Excerpted data -
━━━━━━━━━━

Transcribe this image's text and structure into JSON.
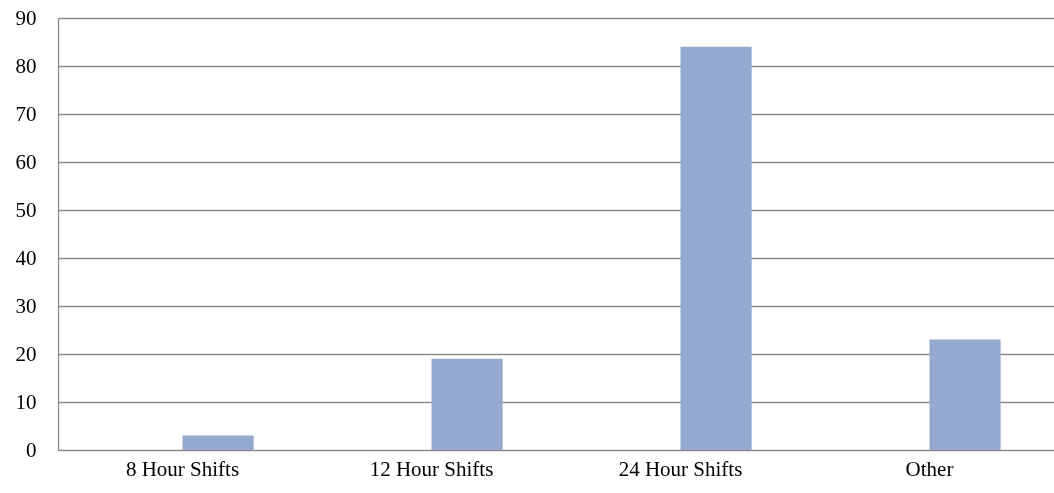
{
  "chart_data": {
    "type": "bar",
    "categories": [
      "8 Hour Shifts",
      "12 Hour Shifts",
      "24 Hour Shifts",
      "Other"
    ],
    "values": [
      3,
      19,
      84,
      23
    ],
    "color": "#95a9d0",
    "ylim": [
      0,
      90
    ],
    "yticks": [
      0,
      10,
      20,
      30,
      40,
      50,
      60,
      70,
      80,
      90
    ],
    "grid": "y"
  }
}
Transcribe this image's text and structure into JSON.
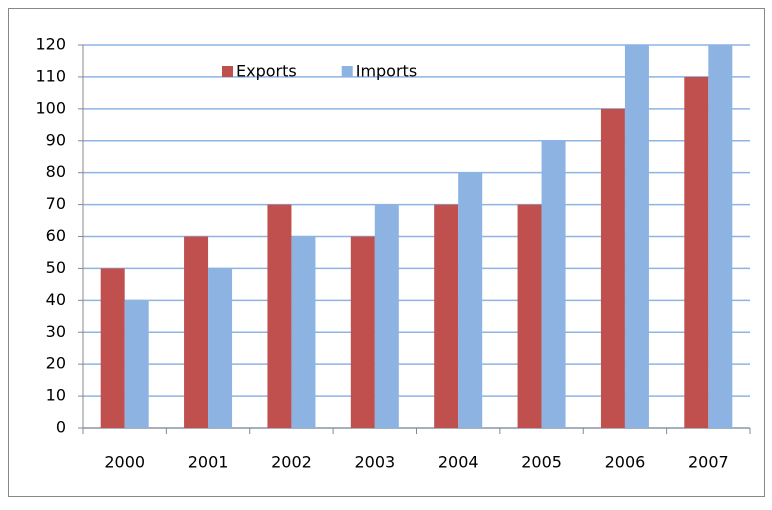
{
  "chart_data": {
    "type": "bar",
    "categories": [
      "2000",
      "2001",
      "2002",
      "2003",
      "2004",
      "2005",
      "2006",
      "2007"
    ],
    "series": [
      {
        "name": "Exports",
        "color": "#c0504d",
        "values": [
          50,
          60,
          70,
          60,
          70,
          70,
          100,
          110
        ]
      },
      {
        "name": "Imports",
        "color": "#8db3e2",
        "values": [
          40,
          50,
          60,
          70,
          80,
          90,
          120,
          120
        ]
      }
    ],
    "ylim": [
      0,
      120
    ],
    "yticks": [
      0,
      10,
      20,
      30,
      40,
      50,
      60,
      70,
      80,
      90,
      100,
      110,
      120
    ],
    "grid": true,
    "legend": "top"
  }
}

━━━━━━━━━━

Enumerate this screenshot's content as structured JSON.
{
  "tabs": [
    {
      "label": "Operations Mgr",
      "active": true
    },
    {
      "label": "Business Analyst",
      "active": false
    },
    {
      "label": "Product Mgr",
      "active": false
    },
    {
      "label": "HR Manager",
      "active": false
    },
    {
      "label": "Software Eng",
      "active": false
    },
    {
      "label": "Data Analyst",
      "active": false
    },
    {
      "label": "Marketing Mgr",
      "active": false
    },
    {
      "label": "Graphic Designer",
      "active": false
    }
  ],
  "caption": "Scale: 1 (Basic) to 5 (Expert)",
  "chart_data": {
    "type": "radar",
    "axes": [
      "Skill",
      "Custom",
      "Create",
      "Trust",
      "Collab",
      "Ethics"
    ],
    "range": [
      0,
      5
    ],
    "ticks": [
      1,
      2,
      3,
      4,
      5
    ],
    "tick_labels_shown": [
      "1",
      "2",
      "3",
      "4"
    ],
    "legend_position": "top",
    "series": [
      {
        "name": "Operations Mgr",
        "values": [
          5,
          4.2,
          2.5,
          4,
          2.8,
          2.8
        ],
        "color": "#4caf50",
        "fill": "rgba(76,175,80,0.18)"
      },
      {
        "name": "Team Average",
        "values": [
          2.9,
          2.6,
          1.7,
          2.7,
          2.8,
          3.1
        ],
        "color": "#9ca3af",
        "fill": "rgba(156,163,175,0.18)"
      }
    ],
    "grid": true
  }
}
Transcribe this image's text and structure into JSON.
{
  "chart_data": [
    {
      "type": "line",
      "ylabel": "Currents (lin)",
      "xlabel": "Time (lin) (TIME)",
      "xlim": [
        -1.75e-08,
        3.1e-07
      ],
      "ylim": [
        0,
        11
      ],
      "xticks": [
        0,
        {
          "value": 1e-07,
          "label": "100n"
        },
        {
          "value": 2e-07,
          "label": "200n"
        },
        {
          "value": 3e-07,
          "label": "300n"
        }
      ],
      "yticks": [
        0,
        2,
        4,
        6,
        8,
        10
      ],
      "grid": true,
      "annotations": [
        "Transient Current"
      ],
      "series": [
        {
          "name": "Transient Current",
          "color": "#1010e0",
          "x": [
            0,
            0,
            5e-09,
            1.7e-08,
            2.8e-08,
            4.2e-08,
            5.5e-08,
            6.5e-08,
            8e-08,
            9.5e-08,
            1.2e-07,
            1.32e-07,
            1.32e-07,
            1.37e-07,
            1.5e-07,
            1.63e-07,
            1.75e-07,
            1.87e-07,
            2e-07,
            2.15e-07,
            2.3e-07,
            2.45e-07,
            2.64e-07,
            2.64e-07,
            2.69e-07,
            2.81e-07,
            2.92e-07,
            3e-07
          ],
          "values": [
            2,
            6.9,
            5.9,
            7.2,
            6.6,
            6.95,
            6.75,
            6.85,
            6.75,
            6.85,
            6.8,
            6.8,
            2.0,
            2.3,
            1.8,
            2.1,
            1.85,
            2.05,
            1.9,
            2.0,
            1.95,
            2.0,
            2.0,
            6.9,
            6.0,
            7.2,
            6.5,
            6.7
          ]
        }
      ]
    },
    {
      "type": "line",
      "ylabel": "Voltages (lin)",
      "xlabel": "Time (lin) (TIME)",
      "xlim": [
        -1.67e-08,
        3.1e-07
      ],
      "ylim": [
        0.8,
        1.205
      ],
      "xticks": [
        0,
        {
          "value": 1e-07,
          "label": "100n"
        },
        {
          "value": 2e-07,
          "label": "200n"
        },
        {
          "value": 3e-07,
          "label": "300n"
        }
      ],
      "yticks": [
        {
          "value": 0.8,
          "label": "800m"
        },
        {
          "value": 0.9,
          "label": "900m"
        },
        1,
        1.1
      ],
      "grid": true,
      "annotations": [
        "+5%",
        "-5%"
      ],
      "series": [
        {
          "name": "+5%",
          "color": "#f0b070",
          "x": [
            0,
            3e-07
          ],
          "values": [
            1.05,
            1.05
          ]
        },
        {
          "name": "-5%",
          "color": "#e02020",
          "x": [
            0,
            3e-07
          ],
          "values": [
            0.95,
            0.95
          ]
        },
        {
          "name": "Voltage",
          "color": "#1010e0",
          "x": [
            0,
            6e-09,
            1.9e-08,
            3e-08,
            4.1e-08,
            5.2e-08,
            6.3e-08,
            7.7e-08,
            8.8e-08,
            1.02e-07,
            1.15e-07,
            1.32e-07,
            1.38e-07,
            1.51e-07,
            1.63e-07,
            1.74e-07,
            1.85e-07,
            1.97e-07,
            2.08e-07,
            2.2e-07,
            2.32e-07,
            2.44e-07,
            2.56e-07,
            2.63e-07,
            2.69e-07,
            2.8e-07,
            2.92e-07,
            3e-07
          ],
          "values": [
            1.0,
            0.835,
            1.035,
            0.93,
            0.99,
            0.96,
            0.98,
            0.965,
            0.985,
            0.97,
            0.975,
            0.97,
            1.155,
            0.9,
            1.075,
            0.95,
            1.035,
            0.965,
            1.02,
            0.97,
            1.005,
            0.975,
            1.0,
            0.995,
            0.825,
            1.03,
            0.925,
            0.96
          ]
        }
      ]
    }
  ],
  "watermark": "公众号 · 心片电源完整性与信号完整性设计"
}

━━━━━━━━━━

What to produce -
Show all lines in the entries above where the word "Analyst" appears.

Reply to the task -
      "label": "Business Analyst",
      "label": "Data Analyst",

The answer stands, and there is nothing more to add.